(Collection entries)
-- start --

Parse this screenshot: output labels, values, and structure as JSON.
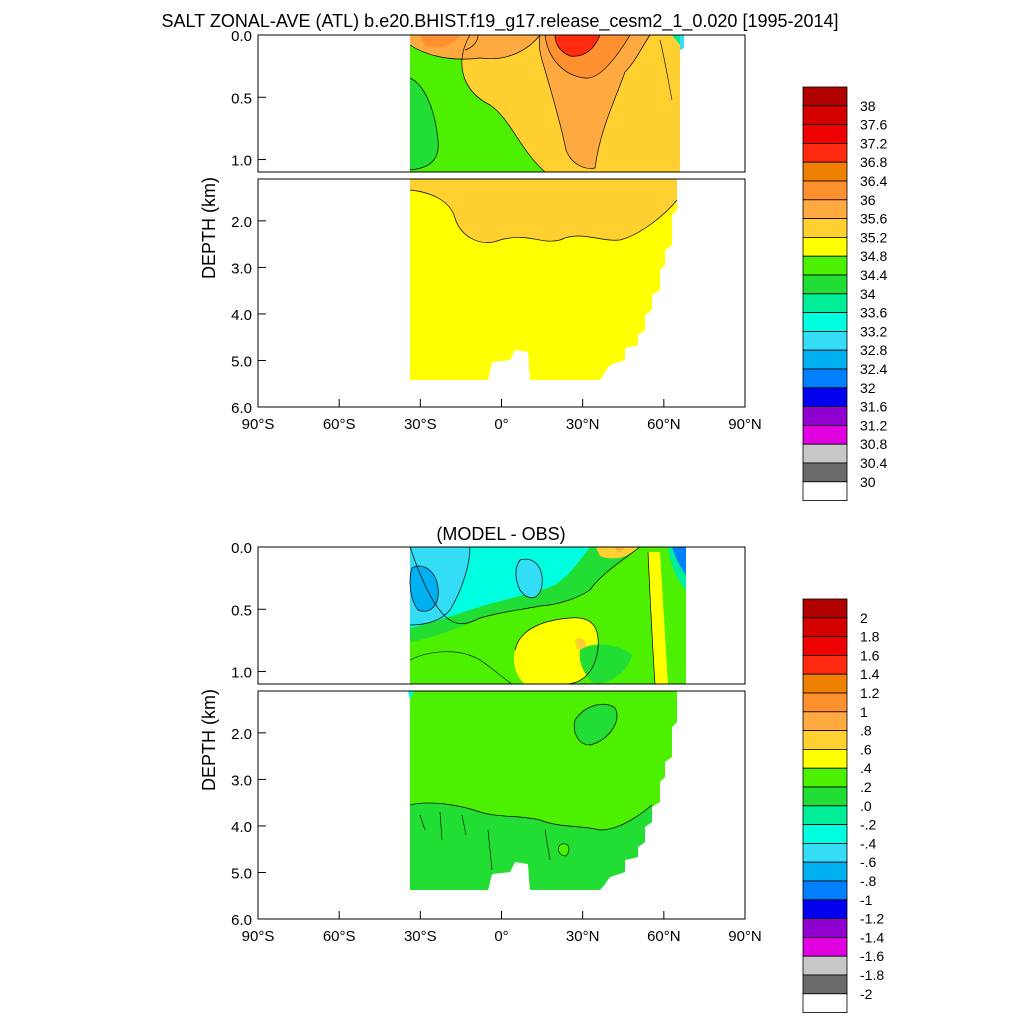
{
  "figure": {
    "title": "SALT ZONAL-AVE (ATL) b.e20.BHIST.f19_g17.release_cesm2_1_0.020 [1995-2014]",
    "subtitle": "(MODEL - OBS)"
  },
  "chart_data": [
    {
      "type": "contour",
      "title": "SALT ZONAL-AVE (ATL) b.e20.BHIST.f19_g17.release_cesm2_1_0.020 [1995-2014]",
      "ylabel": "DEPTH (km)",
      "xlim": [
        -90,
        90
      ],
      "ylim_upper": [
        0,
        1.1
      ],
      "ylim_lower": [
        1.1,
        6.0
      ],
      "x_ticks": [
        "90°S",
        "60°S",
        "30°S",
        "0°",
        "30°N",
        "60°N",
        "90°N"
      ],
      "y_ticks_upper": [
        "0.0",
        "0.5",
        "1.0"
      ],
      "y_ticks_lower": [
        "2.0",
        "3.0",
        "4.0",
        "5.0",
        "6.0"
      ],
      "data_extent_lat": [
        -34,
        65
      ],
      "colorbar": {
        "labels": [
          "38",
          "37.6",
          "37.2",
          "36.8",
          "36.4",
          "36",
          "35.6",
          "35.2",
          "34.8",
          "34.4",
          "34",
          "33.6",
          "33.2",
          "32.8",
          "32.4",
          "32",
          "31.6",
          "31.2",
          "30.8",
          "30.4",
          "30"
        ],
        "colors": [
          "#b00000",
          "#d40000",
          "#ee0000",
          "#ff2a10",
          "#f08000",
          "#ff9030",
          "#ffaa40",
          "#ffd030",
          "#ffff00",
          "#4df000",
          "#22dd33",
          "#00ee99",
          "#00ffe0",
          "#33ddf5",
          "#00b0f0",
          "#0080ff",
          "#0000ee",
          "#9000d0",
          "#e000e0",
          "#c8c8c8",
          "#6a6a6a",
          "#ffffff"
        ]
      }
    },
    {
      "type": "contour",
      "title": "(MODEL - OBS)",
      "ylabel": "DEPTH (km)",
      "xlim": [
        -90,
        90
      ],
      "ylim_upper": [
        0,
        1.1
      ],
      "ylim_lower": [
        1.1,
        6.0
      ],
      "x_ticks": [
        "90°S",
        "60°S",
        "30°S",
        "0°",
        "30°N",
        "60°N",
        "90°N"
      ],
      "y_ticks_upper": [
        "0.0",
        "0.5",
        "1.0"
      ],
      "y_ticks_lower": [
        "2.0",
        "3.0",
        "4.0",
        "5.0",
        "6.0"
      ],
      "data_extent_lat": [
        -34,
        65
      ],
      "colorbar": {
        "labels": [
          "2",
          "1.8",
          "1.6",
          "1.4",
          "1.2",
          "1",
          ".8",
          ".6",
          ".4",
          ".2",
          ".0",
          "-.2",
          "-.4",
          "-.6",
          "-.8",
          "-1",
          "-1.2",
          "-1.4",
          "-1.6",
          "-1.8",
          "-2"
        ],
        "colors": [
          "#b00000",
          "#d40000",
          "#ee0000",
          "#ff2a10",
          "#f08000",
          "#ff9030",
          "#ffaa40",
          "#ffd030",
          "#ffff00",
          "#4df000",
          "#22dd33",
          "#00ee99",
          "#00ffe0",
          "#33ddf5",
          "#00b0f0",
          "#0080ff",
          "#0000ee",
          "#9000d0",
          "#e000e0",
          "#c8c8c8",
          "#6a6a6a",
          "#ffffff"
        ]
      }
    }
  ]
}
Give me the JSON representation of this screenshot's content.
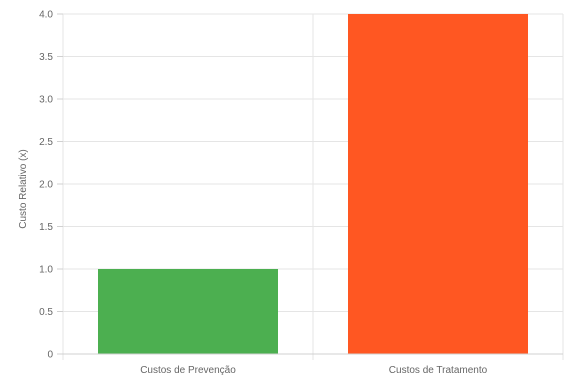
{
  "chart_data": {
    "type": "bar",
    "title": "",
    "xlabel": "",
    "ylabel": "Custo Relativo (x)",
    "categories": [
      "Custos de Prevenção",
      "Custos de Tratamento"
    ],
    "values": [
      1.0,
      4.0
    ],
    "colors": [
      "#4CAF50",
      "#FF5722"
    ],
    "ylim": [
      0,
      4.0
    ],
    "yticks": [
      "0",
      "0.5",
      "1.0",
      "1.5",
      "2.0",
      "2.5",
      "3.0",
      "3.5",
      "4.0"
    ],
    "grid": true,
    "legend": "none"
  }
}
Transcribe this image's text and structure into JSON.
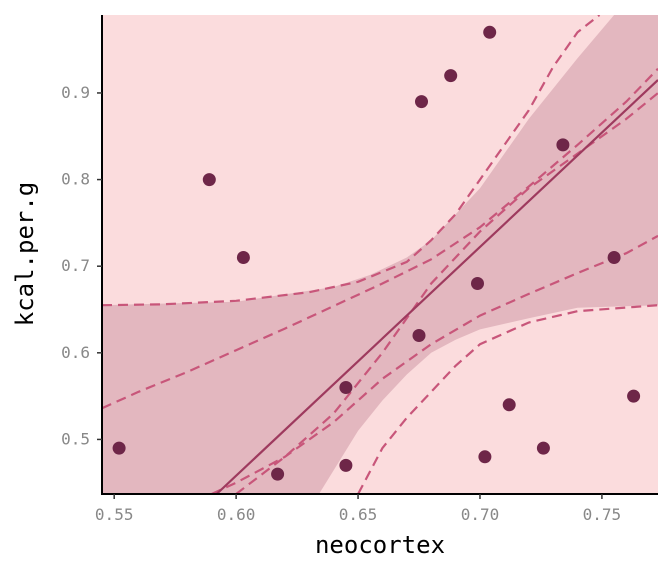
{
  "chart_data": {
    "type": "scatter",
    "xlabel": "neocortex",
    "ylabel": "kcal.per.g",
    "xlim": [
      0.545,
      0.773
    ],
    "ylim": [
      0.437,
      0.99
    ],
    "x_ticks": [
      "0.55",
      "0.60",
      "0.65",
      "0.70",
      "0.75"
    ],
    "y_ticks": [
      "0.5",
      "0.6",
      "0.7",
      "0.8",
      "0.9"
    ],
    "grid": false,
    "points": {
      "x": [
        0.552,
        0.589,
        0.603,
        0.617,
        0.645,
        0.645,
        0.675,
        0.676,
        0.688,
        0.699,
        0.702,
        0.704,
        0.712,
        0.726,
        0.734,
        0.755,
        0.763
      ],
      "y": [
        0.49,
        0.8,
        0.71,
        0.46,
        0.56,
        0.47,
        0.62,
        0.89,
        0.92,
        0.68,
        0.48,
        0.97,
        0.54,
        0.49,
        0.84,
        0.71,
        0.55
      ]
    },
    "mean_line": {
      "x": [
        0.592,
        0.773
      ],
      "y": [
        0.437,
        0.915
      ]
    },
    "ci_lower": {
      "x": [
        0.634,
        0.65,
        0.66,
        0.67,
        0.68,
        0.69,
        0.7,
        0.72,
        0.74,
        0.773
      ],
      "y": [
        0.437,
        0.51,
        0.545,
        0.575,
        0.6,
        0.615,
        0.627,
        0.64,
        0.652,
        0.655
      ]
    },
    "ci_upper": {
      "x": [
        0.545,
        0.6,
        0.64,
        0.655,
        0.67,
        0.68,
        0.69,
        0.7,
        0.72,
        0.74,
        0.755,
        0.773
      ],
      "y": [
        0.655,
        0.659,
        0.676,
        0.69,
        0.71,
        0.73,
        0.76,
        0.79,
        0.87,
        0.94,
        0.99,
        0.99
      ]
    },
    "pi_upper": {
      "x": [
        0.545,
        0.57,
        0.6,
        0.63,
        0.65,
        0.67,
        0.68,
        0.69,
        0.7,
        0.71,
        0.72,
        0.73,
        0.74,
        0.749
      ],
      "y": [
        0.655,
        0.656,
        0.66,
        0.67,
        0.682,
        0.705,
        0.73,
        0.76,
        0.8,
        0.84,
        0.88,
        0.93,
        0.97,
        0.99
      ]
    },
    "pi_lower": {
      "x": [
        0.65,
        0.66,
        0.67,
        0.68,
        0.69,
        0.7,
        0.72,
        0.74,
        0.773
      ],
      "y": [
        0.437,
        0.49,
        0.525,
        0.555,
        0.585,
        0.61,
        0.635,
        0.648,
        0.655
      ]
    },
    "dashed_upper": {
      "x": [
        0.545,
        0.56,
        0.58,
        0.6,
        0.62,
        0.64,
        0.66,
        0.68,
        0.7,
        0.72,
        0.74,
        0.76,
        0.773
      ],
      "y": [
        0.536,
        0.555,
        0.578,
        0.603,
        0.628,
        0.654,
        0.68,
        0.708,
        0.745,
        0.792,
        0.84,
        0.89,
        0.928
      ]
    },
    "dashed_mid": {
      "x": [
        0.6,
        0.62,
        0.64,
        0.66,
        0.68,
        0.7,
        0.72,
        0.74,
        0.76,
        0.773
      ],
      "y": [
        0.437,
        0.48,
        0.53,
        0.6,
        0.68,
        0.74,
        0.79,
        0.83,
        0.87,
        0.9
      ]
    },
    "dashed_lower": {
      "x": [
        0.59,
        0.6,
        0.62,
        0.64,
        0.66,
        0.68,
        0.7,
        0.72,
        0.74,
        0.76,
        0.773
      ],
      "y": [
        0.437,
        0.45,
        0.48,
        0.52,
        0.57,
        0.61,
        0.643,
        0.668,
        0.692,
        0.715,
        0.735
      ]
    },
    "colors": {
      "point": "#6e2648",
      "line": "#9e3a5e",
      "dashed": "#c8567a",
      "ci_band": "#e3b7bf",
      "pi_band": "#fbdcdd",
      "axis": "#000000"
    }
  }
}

-- end --

=== YOUR INSTRUCTIONS ===
Look through the entries above. Extract each line with the word "SALT".

=== ANSWER FOR THE TASK ===
    "title": "SALT ZONAL-AVE (ATL) b.e20.BHIST.f19_g17.release_cesm2_1_0.020 [1995-2014]",
      "title": "SALT ZONAL-AVE (ATL) b.e20.BHIST.f19_g17.release_cesm2_1_0.020 [1995-2014]",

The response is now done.